= GIVEN INSTRUCTION =
Output the lines that follow exactly as they are.

======== RECORDS PROVIDED

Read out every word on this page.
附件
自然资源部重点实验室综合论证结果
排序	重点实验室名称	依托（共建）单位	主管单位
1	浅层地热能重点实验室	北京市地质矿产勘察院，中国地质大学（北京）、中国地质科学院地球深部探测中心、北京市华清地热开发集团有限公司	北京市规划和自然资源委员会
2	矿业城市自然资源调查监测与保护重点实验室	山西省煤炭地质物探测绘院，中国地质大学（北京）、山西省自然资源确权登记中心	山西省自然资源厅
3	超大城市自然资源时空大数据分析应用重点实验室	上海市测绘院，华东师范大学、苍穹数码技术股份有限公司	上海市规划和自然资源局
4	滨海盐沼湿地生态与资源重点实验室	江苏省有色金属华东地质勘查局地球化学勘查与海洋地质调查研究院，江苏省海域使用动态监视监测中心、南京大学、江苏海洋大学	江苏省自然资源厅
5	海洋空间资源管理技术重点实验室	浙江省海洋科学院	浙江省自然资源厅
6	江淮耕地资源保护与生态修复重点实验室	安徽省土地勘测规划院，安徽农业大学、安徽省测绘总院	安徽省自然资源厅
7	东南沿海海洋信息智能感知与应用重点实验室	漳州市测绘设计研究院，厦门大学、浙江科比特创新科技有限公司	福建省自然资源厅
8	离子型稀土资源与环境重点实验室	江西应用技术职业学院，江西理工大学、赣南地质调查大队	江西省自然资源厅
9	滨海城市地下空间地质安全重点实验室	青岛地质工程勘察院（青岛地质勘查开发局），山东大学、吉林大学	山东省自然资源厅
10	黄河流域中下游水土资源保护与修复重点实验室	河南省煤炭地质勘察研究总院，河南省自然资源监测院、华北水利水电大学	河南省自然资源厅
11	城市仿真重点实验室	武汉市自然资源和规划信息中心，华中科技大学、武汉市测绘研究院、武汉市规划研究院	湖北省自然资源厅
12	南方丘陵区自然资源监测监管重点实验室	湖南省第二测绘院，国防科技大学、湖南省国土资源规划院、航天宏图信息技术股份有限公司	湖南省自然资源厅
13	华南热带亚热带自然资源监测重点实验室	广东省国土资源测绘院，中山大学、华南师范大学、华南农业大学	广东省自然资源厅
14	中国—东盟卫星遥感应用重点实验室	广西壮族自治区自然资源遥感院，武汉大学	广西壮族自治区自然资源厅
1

================

= REPLY =
Read out every word on this page.
附件
自然资源部重点实验室综合论证结果
排序	重点实验室名称	依托（共建）单位	主管单位
1	浅层地热能重点实验室	北京市地质矿产勘察院，中国地质大学（北京）、中国地质科学院地球深部探测中心、北京市华清地热开发集团有限公司	北京市规划和自然资源委员会
2	矿业城市自然资源调查监测与保护重点实验室	山西省煤炭地质物探测绘院，中国地质大学（北京）、山西省自然资源确权登记中心	山西省自然资源厅
3	超大城市自然资源时空大数据分析应用重点实验室	上海市测绘院，华东师范大学、苍穹数码技术股份有限公司	上海市规划和自然资源局
4	滨海盐沼湿地生态与资源重点实验室	江苏省有色金属华东地质勘查局地球化学勘查与海洋地质调查研究院，江苏省海域使用动态监视监测中心、南京大学、江苏海洋大学	江苏省自然资源厅
5	海洋空间资源管理技术重点实验室	浙江省海洋科学院	浙江省自然资源厅
6	江淮耕地资源保护与生态修复重点实验室	安徽省土地勘测规划院，安徽农业大学、安徽省测绘总院	安徽省自然资源厅
7	东南沿海海洋信息智能感知与应用重点实验室	漳州市测绘设计研究院，厦门大学、浙江科比特创新科技有限公司	福建省自然资源厅
8	离子型稀土资源与环境重点实验室	江西应用技术职业学院，江西理工大学、赣南地质调查大队	江西省自然资源厅
9	滨海城市地下空间地质安全重点实验室	青岛地质工程勘察院（青岛地质勘查开发局），山东大学、吉林大学	山东省自然资源厅
10	黄河流域中下游水土资源保护与修复重点实验室	河南省煤炭地质勘察研究总院，河南省自然资源监测院、华北水利水电大学	河南省自然资源厅
11	城市仿真重点实验室	武汉市自然资源和规划信息中心，华中科技大学、武汉市测绘研究院、武汉市规划研究院	湖北省自然资源厅
12	南方丘陵区自然资源监测监管重点实验室	湖南省第二测绘院，国防科技大学、湖南省国土资源规划院、航天宏图信息技术股份有限公司	湖南省自然资源厅
13	华南热带亚热带自然资源监测重点实验室	广东省国土资源测绘院，中山大学、华南师范大学、华南农业大学	广东省自然资源厅
14	中国—东盟卫星遥感应用重点实验室	广西壮族自治区自然资源遥感院，武汉大学	广西壮族自治区自然资源厅
1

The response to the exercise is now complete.